====== Available records ======

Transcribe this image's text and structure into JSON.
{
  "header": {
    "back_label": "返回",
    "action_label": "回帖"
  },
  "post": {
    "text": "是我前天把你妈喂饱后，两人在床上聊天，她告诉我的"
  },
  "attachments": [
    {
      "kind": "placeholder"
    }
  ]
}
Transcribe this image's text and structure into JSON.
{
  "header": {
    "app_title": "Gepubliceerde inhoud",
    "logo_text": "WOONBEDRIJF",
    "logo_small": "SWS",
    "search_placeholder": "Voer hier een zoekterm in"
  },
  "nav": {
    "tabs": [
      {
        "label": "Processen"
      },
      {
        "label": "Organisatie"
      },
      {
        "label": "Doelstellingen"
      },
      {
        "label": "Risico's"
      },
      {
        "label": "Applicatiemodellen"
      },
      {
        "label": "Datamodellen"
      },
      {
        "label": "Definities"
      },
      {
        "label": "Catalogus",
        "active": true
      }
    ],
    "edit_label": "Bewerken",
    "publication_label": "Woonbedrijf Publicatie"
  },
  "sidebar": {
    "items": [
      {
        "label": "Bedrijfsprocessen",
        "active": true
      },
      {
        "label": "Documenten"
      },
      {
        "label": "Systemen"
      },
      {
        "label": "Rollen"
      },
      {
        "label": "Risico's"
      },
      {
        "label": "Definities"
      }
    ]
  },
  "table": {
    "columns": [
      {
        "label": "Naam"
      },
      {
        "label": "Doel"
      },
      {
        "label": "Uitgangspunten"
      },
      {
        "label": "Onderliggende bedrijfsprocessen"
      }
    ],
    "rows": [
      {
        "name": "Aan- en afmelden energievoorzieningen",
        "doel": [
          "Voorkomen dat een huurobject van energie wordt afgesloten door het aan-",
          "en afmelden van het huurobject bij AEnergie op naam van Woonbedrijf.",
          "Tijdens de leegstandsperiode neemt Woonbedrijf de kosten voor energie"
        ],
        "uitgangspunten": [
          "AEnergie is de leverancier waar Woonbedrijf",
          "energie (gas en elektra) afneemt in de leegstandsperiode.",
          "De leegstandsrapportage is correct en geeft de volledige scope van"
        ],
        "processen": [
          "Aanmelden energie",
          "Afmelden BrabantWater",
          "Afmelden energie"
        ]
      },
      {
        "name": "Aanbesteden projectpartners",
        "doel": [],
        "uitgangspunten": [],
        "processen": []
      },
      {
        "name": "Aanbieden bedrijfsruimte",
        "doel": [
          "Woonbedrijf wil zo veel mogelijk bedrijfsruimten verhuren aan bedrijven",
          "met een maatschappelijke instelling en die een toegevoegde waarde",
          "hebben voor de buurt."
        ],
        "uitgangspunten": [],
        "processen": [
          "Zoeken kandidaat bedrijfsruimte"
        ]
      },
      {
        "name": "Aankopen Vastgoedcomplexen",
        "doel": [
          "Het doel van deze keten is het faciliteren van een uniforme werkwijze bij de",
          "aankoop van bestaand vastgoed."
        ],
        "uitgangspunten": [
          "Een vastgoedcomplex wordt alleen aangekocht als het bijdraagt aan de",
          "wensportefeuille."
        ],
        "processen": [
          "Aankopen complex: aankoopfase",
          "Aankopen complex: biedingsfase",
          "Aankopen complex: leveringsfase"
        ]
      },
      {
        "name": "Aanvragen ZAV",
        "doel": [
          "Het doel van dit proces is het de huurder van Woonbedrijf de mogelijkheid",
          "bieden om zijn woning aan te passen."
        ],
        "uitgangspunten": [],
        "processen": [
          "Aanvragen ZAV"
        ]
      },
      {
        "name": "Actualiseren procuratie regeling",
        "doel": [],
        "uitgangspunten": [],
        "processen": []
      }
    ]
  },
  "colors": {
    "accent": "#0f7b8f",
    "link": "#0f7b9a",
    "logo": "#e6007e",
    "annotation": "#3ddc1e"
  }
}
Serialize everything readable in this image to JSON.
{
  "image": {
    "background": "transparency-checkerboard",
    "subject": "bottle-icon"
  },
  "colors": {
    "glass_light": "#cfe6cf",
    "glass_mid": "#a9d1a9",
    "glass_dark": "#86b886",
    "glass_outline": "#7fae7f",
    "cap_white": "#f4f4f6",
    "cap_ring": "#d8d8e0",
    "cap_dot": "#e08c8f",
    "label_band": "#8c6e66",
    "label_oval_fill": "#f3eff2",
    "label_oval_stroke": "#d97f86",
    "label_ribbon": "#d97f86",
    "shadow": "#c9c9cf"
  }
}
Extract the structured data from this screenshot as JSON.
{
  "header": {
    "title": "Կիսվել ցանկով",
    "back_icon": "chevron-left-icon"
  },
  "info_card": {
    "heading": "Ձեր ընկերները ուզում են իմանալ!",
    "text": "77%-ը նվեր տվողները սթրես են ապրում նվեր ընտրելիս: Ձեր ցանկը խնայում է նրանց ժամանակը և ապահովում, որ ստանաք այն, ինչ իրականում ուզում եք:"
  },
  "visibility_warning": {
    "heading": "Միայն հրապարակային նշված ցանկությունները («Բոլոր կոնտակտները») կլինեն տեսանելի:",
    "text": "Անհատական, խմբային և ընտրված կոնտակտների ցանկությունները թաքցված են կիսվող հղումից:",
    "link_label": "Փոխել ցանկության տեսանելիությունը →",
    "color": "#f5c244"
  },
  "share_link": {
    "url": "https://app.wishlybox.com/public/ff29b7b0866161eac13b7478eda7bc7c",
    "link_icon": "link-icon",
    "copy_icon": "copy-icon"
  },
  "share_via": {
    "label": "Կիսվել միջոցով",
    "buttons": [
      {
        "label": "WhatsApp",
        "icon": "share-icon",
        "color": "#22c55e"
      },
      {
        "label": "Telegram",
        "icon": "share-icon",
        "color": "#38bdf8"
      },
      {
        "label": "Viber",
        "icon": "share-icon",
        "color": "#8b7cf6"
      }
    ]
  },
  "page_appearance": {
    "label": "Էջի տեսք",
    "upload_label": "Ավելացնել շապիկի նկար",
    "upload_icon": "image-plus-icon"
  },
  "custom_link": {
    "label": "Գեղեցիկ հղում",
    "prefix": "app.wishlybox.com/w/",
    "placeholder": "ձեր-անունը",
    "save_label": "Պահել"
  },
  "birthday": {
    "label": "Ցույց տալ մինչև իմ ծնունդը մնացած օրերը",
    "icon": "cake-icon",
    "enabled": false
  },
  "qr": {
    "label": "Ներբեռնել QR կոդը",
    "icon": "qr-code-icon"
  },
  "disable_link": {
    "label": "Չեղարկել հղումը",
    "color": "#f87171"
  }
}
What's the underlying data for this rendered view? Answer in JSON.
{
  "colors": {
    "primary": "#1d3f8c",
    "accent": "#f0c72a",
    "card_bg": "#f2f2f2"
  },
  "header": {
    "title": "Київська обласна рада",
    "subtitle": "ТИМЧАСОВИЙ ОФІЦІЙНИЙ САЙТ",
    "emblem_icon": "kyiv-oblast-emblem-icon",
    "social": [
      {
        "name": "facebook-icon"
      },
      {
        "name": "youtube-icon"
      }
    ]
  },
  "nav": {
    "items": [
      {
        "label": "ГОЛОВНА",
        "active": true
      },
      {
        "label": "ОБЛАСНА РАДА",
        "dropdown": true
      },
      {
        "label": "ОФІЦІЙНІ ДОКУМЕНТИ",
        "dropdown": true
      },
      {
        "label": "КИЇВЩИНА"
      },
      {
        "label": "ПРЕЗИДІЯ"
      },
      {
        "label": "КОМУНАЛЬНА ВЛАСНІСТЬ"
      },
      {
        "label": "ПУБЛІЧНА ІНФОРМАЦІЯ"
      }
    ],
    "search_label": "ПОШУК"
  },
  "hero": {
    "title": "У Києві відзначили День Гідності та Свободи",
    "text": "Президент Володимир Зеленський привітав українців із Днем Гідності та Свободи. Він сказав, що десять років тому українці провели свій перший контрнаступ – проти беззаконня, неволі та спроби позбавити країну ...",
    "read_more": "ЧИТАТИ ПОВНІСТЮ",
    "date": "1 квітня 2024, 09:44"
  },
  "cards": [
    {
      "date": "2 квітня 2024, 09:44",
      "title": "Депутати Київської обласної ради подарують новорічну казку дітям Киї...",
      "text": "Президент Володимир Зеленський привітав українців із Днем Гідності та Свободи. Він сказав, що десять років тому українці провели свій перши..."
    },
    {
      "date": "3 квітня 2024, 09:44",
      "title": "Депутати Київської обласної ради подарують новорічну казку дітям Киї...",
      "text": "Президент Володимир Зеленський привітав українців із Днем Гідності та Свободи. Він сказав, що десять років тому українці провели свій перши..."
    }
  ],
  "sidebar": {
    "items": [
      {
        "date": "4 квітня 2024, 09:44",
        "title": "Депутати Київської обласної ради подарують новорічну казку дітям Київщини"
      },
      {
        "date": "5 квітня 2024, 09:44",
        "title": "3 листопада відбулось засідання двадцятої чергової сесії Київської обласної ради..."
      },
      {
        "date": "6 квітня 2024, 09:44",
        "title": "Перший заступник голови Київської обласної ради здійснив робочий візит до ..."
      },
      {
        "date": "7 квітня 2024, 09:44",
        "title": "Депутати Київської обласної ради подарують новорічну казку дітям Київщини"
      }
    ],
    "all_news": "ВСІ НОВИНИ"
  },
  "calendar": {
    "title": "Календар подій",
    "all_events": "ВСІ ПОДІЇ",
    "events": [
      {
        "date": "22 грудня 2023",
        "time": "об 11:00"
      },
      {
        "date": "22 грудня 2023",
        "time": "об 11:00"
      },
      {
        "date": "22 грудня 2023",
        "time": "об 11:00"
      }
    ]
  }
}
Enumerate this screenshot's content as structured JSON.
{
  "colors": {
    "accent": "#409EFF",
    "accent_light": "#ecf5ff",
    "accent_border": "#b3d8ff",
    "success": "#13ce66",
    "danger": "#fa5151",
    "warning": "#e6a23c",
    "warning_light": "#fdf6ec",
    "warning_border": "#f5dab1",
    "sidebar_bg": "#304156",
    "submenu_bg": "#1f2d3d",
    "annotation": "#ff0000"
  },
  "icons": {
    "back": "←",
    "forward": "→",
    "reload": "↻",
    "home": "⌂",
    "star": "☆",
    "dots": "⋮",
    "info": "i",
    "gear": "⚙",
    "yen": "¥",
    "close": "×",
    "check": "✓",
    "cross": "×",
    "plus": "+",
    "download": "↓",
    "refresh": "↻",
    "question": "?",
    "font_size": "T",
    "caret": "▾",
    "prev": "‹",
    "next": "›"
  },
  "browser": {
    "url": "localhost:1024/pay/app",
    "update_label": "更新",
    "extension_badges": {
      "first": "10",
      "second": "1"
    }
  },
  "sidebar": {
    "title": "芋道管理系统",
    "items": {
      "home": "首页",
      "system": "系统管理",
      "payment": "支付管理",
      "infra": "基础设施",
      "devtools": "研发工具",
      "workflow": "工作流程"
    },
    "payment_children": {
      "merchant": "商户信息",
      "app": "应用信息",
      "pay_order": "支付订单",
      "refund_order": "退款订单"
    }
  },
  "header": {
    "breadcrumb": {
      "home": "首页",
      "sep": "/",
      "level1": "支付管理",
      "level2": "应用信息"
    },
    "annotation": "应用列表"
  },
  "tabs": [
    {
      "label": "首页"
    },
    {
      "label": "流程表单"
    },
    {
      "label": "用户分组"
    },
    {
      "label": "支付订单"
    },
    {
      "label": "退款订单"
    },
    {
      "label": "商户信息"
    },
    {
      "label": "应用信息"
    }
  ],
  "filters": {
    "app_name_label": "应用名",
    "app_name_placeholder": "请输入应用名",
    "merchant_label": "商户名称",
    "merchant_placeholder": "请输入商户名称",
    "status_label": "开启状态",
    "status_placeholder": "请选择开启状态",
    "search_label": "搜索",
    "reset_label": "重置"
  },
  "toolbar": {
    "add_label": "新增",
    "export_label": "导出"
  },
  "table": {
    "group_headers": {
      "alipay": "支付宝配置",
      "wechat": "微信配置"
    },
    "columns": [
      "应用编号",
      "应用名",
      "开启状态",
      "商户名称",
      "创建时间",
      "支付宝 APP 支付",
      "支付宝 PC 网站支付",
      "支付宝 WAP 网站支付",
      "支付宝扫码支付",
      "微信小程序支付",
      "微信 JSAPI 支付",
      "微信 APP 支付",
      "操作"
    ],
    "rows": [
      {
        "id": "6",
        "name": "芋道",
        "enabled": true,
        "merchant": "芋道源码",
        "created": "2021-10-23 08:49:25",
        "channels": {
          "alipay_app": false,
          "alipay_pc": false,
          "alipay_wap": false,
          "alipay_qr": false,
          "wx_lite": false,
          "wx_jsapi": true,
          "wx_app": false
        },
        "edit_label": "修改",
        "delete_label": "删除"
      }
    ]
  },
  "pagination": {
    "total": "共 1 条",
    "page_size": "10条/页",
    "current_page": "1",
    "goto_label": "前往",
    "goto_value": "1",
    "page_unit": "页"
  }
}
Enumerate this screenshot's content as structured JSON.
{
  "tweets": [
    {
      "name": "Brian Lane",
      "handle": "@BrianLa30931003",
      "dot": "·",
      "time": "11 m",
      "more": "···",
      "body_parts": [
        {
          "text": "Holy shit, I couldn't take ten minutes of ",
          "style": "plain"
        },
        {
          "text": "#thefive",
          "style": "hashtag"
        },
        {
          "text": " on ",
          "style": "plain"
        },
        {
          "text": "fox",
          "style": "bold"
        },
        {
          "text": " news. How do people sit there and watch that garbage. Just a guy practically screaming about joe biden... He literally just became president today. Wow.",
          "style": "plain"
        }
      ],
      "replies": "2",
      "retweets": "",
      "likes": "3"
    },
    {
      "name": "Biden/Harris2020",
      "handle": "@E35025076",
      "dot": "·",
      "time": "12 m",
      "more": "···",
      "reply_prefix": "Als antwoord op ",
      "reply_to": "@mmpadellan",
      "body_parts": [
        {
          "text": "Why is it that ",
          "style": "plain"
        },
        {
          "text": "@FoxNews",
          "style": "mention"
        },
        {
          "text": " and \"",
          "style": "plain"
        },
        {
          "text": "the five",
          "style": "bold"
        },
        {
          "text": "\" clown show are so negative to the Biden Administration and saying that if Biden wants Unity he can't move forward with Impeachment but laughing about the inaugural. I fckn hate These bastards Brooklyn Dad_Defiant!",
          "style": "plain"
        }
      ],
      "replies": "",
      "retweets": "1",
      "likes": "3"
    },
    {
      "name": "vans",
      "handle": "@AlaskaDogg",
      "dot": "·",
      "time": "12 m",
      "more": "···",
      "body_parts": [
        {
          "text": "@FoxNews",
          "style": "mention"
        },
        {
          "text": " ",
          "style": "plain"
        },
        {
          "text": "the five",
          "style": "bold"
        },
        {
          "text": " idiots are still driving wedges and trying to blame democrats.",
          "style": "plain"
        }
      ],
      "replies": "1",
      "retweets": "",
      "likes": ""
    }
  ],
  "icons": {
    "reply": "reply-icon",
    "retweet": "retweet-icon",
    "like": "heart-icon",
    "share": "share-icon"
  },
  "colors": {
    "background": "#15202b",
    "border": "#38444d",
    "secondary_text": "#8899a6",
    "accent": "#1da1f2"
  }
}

======

### [Task objective]
State how many lines of the listing above include the word "this". Give nothing but the number.

### [Correct response]
7